**How to complete this task:**
Go through the data below. Pull out every line that has the word "einem".

**Document page text data:**
------

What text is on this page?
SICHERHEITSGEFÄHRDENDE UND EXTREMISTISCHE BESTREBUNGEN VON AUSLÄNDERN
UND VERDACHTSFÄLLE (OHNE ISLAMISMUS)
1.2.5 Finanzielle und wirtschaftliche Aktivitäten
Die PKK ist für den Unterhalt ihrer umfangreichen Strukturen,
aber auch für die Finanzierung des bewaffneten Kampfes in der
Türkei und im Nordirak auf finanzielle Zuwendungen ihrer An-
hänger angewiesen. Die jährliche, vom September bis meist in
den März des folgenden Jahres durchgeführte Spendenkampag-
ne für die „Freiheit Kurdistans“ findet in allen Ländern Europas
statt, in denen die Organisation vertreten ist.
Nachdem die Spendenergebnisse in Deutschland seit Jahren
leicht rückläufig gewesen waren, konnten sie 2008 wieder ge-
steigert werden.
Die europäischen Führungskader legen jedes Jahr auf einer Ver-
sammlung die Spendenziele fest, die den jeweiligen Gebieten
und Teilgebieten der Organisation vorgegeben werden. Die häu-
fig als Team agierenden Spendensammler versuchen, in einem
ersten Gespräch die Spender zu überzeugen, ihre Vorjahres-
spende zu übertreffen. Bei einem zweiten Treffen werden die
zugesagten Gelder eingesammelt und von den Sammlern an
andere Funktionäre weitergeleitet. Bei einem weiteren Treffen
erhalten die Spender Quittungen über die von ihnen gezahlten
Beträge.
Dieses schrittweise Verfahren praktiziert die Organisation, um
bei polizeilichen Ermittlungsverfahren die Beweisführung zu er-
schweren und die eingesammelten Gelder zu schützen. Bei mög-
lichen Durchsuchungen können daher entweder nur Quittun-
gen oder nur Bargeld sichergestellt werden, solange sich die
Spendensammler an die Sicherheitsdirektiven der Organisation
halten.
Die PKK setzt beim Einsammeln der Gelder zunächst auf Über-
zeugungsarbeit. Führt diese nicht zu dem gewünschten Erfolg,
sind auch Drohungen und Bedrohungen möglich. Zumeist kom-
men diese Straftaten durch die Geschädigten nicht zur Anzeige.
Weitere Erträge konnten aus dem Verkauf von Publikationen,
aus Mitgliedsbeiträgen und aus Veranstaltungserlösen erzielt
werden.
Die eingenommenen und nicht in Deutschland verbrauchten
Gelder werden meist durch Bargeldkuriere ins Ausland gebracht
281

------

**Your response:**
fig als Team agierenden Spendensammler versuchen, in einem
spende zu übertreffen. Bei einem zweiten Treffen werden die
andere Funktionäre weitergeleitet. Bei einem weiteren Treffen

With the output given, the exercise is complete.